### DATA FOR THIS EXERCISE:
———
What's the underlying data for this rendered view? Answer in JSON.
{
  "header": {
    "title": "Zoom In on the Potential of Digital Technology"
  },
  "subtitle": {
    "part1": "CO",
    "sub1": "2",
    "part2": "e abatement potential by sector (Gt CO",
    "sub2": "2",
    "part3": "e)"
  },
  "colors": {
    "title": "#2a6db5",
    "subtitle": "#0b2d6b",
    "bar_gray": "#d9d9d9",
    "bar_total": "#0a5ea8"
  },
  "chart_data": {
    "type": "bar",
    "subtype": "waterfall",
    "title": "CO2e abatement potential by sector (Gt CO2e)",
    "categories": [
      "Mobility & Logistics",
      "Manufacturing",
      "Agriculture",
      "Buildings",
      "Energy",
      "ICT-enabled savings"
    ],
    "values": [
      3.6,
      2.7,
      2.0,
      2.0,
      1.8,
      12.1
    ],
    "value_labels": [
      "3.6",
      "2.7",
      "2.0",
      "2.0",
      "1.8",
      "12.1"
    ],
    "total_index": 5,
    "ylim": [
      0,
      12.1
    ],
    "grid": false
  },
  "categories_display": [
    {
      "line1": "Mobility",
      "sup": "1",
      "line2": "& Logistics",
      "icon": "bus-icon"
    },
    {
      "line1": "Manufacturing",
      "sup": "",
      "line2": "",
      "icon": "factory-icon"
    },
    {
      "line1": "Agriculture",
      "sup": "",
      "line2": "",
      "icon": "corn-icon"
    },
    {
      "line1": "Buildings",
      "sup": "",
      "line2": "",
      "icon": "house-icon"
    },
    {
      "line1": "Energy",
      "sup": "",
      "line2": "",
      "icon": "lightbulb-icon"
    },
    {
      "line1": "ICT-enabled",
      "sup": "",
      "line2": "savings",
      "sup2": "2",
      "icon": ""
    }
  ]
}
———
### OBJECTIVE:
Write out the material from the first line to the last, exactly.

### TASK ANSWER:
What's the underlying data for this rendered view? Answer in JSON.
{
  "header": {
    "title": "Zoom In on the Potential of Digital Technology"
  },
  "subtitle": {
    "part1": "CO",
    "sub1": "2",
    "part2": "e abatement potential by sector (Gt CO",
    "sub2": "2",
    "part3": "e)"
  },
  "colors": {
    "title": "#2a6db5",
    "subtitle": "#0b2d6b",
    "bar_gray": "#d9d9d9",
    "bar_total": "#0a5ea8"
  },
  "chart_data": {
    "type": "bar",
    "subtype": "waterfall",
    "title": "CO2e abatement potential by sector (Gt CO2e)",
    "categories": [
      "Mobility & Logistics",
      "Manufacturing",
      "Agriculture",
      "Buildings",
      "Energy",
      "ICT-enabled savings"
    ],
    "values": [
      3.6,
      2.7,
      2.0,
      2.0,
      1.8,
      12.1
    ],
    "value_labels": [
      "3.6",
      "2.7",
      "2.0",
      "2.0",
      "1.8",
      "12.1"
    ],
    "total_index": 5,
    "ylim": [
      0,
      12.1
    ],
    "grid": false
  },
  "categories_display": [
    {
      "line1": "Mobility",
      "sup": "1",
      "line2": "& Logistics",
      "icon": "bus-icon"
    },
    {
      "line1": "Manufacturing",
      "sup": "",
      "line2": "",
      "icon": "factory-icon"
    },
    {
      "line1": "Agriculture",
      "sup": "",
      "line2": "",
      "icon": "corn-icon"
    },
    {
      "line1": "Buildings",
      "sup": "",
      "line2": "",
      "icon": "house-icon"
    },
    {
      "line1": "Energy",
      "sup": "",
      "line2": "",
      "icon": "lightbulb-icon"
    },
    {
      "line1": "ICT-enabled",
      "sup": "",
      "line2": "savings",
      "sup2": "2",
      "icon": ""
    }
  ]
}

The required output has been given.